The exercise >>
Omit the pictures, then write out every entry exactly as it reads.

Data records
□ □ □

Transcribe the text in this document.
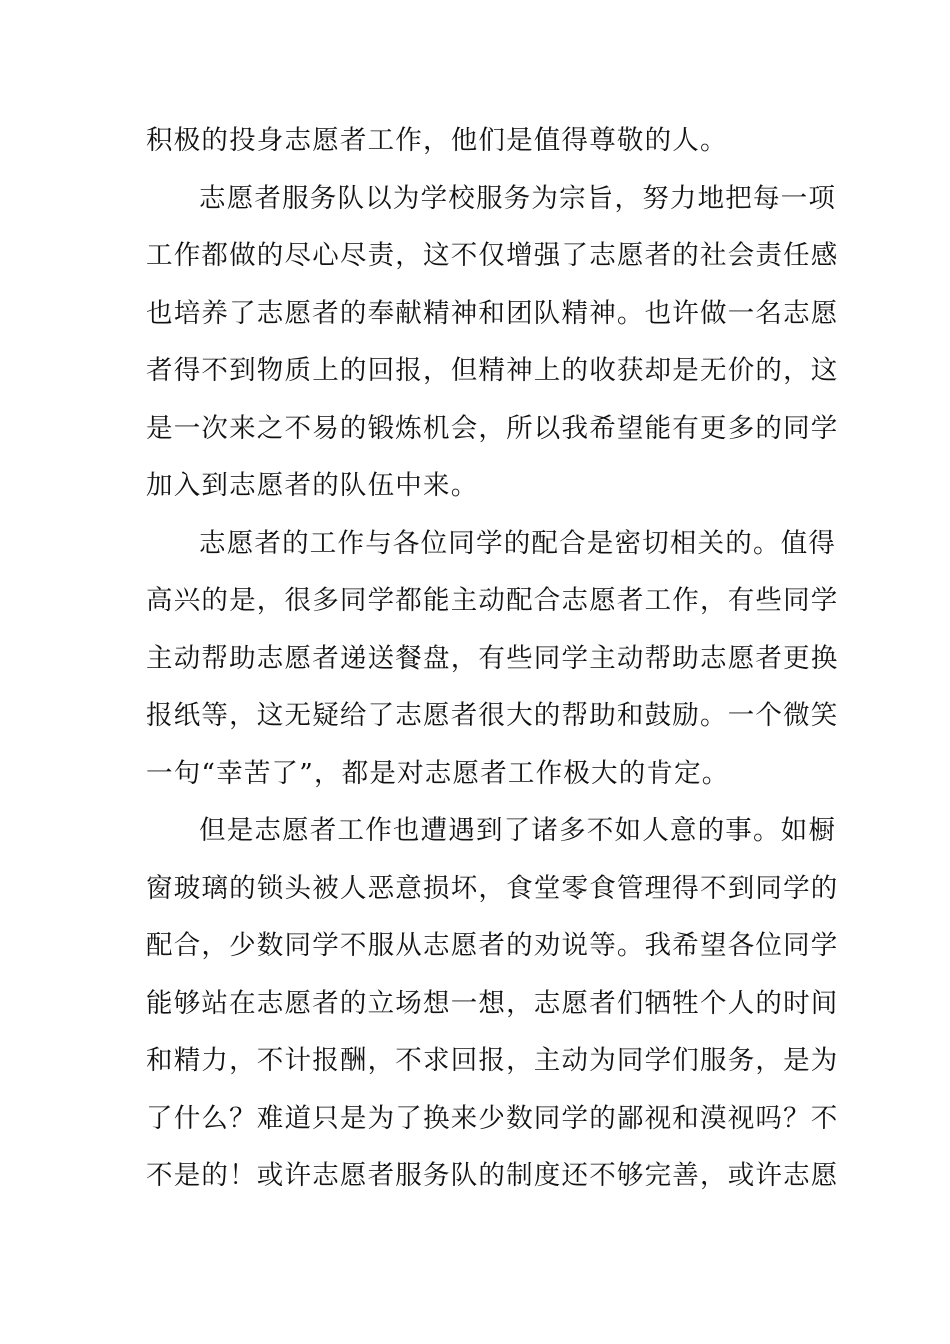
积极的投身志愿者工作，他们是值得尊敬的人。
志愿者服务队以为学校服务为宗旨，努力地把每一项
工作都做的尽心尽责，这不仅增强了志愿者的社会责任感
也培养了志愿者的奉献精神和团队精神。也许做一名志愿
者得不到物质上的回报，但精神上的收获却是无价的，这
是一次来之不易的锻炼机会，所以我希望能有更多的同学
加入到志愿者的队伍中来。
志愿者的工作与各位同学的配合是密切相关的。值得
高兴的是，很多同学都能主动配合志愿者工作，有些同学
主动帮助志愿者递送餐盘，有些同学主动帮助志愿者更换
报纸等，这无疑给了志愿者很大的帮助和鼓励。一个微笑
一句“幸苦了”，都是对志愿者工作极大的肯定。
但是志愿者工作也遭遇到了诸多不如人意的事。如橱
窗玻璃的锁头被人恶意损坏，食堂零食管理得不到同学的
配合，少数同学不服从志愿者的劝说等。我希望各位同学
能够站在志愿者的立场想一想，志愿者们牺牲个人的时间
和精力，不计报酬，不求回报，主动为同学们服务，是为
了什么？难道只是为了换来少数同学的鄙视和漠视吗？不
不是的！或许志愿者服务队的制度还不够完善，或许志愿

□ □ □

Solution for this exercise >>
Transcribe the text in this document.
积极的投身志愿者工作，他们是值得尊敬的人。
志愿者服务队以为学校服务为宗旨，努力地把每一项
工作都做的尽心尽责，这不仅增强了志愿者的社会责任感
也培养了志愿者的奉献精神和团队精神。也许做一名志愿
者得不到物质上的回报，但精神上的收获却是无价的，这
是一次来之不易的锻炼机会，所以我希望能有更多的同学
加入到志愿者的队伍中来。
志愿者的工作与各位同学的配合是密切相关的。值得
高兴的是，很多同学都能主动配合志愿者工作，有些同学
主动帮助志愿者递送餐盘，有些同学主动帮助志愿者更换
报纸等，这无疑给了志愿者很大的帮助和鼓励。一个微笑
一句“幸苦了”，都是对志愿者工作极大的肯定。
但是志愿者工作也遭遇到了诸多不如人意的事。如橱
窗玻璃的锁头被人恶意损坏，食堂零食管理得不到同学的
配合，少数同学不服从志愿者的劝说等。我希望各位同学
能够站在志愿者的立场想一想，志愿者们牺牲个人的时间
和精力，不计报酬，不求回报，主动为同学们服务，是为
了什么？难道只是为了换来少数同学的鄙视和漠视吗？不
不是的！或许志愿者服务队的制度还不够完善，或许志愿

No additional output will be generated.